[start]

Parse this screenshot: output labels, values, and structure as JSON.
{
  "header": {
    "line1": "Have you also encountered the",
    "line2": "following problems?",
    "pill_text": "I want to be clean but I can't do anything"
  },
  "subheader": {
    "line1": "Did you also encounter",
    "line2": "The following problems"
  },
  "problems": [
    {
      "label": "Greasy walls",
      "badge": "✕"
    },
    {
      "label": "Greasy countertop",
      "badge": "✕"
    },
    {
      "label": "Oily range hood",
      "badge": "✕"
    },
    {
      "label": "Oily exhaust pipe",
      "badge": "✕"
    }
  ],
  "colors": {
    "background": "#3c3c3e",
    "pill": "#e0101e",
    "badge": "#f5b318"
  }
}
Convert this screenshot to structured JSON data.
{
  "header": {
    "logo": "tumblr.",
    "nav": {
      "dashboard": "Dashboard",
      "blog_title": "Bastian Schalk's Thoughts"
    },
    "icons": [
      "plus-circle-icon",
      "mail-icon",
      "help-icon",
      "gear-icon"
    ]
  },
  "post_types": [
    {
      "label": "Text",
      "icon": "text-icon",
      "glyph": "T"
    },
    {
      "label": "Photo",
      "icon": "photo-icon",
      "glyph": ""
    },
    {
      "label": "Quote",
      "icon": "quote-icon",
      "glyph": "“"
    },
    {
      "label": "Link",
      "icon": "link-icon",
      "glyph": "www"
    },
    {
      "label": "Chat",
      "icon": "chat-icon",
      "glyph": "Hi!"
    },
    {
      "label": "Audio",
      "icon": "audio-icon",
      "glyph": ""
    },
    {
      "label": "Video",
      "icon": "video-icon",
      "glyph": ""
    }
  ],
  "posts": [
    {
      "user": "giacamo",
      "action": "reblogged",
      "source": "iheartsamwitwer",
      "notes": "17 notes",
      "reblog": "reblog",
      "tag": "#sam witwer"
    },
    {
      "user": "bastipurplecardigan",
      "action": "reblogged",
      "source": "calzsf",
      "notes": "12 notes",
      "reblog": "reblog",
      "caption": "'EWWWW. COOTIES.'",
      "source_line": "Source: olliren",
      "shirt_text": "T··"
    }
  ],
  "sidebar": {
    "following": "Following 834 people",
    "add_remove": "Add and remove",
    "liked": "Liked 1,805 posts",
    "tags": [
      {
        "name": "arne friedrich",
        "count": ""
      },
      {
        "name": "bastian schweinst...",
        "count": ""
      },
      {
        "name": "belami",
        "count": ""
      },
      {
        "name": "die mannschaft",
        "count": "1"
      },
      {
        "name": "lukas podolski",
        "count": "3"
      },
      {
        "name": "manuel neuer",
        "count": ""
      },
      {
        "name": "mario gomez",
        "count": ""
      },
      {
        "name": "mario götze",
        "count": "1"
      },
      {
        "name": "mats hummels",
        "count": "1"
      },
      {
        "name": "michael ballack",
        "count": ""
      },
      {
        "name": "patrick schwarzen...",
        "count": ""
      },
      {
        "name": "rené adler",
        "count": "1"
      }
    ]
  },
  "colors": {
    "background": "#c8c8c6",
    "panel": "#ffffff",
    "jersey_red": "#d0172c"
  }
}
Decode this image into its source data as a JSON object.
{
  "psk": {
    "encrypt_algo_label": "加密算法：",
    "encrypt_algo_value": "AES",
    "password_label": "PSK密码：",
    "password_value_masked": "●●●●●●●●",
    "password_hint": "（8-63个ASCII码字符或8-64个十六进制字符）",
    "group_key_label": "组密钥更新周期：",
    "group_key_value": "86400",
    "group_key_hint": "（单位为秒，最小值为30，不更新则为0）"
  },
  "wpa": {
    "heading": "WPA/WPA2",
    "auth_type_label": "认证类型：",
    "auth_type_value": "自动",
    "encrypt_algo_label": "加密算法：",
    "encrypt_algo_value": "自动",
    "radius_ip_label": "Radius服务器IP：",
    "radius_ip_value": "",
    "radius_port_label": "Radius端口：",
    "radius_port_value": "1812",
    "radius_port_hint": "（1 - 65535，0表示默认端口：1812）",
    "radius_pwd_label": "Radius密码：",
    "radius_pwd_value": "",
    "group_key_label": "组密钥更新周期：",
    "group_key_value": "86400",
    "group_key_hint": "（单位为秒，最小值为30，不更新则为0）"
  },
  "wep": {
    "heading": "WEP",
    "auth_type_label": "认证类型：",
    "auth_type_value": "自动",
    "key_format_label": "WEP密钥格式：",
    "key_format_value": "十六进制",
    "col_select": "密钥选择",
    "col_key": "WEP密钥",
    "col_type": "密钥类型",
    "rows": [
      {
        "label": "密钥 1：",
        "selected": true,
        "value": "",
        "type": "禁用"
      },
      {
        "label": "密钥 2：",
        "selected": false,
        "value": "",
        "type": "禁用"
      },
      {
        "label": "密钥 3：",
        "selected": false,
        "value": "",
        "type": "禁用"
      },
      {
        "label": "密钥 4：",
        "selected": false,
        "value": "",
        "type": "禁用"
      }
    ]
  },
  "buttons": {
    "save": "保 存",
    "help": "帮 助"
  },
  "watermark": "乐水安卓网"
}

[end]

• _SET PROBLEM_
The records above must be output exactly, in full.

• _CORRECT RESPONSE_
Parse this screenshot: output labels, values, and structure as JSON.
{
  "header": {
    "line1": "Have you also encountered the",
    "line2": "following problems?",
    "pill_text": "I want to be clean but I can't do anything"
  },
  "subheader": {
    "line1": "Did you also encounter",
    "line2": "The following problems"
  },
  "problems": [
    {
      "label": "Greasy walls",
      "badge": "✕"
    },
    {
      "label": "Greasy countertop",
      "badge": "✕"
    },
    {
      "label": "Oily range hood",
      "badge": "✕"
    },
    {
      "label": "Oily exhaust pipe",
      "badge": "✕"
    }
  ],
  "colors": {
    "background": "#3c3c3e",
    "pill": "#e0101e",
    "badge": "#f5b318"
  }
}
Convert this screenshot to structured JSON data.
{
  "header": {
    "logo": "tumblr.",
    "nav": {
      "dashboard": "Dashboard",
      "blog_title": "Bastian Schalk's Thoughts"
    },
    "icons": [
      "plus-circle-icon",
      "mail-icon",
      "help-icon",
      "gear-icon"
    ]
  },
  "post_types": [
    {
      "label": "Text",
      "icon": "text-icon",
      "glyph": "T"
    },
    {
      "label": "Photo",
      "icon": "photo-icon",
      "glyph": ""
    },
    {
      "label": "Quote",
      "icon": "quote-icon",
      "glyph": "“"
    },
    {
      "label": "Link",
      "icon": "link-icon",
      "glyph": "www"
    },
    {
      "label": "Chat",
      "icon": "chat-icon",
      "glyph": "Hi!"
    },
    {
      "label": "Audio",
      "icon": "audio-icon",
      "glyph": ""
    },
    {
      "label": "Video",
      "icon": "video-icon",
      "glyph": ""
    }
  ],
  "posts": [
    {
      "user": "giacamo",
      "action": "reblogged",
      "source": "iheartsamwitwer",
      "notes": "17 notes",
      "reblog": "reblog",
      "tag": "#sam witwer"
    },
    {
      "user": "bastipurplecardigan",
      "action": "reblogged",
      "source": "calzsf",
      "notes": "12 notes",
      "reblog": "reblog",
      "caption": "'EWWWW. COOTIES.'",
      "source_line": "Source: olliren",
      "shirt_text": "T··"
    }
  ],
  "sidebar": {
    "following": "Following 834 people",
    "add_remove": "Add and remove",
    "liked": "Liked 1,805 posts",
    "tags": [
      {
        "name": "arne friedrich",
        "count": ""
      },
      {
        "name": "bastian schweinst...",
        "count": ""
      },
      {
        "name": "belami",
        "count": ""
      },
      {
        "name": "die mannschaft",
        "count": "1"
      },
      {
        "name": "lukas podolski",
        "count": "3"
      },
      {
        "name": "manuel neuer",
        "count": ""
      },
      {
        "name": "mario gomez",
        "count": ""
      },
      {
        "name": "mario götze",
        "count": "1"
      },
      {
        "name": "mats hummels",
        "count": "1"
      },
      {
        "name": "michael ballack",
        "count": ""
      },
      {
        "name": "patrick schwarzen...",
        "count": ""
      },
      {
        "name": "rené adler",
        "count": "1"
      }
    ]
  },
  "colors": {
    "background": "#c8c8c6",
    "panel": "#ffffff",
    "jersey_red": "#d0172c"
  }
}
Decode this image into its source data as a JSON object.
{
  "psk": {
    "encrypt_algo_label": "加密算法：",
    "encrypt_algo_value": "AES",
    "password_label": "PSK密码：",
    "password_value_masked": "●●●●●●●●",
    "password_hint": "（8-63个ASCII码字符或8-64个十六进制字符）",
    "group_key_label": "组密钥更新周期：",
    "group_key_value": "86400",
    "group_key_hint": "（单位为秒，最小值为30，不更新则为0）"
  },
  "wpa": {
    "heading": "WPA/WPA2",
    "auth_type_label": "认证类型：",
    "auth_type_value": "自动",
    "encrypt_algo_label": "加密算法：",
    "encrypt_algo_value": "自动",
    "radius_ip_label": "Radius服务器IP：",
    "radius_ip_value": "",
    "radius_port_label": "Radius端口：",
    "radius_port_value": "1812",
    "radius_port_hint": "（1 - 65535，0表示默认端口：1812）",
    "radius_pwd_label": "Radius密码：",
    "radius_pwd_value": "",
    "group_key_label": "组密钥更新周期：",
    "group_key_value": "86400",
    "group_key_hint": "（单位为秒，最小值为30，不更新则为0）"
  },
  "wep": {
    "heading": "WEP",
    "auth_type_label": "认证类型：",
    "auth_type_value": "自动",
    "key_format_label": "WEP密钥格式：",
    "key_format_value": "十六进制",
    "col_select": "密钥选择",
    "col_key": "WEP密钥",
    "col_type": "密钥类型",
    "rows": [
      {
        "label": "密钥 1：",
        "selected": true,
        "value": "",
        "type": "禁用"
      },
      {
        "label": "密钥 2：",
        "selected": false,
        "value": "",
        "type": "禁用"
      },
      {
        "label": "密钥 3：",
        "selected": false,
        "value": "",
        "type": "禁用"
      },
      {
        "label": "密钥 4：",
        "selected": false,
        "value": "",
        "type": "禁用"
      }
    ]
  },
  "buttons": {
    "save": "保 存",
    "help": "帮 助"
  },
  "watermark": "乐水安卓网"
}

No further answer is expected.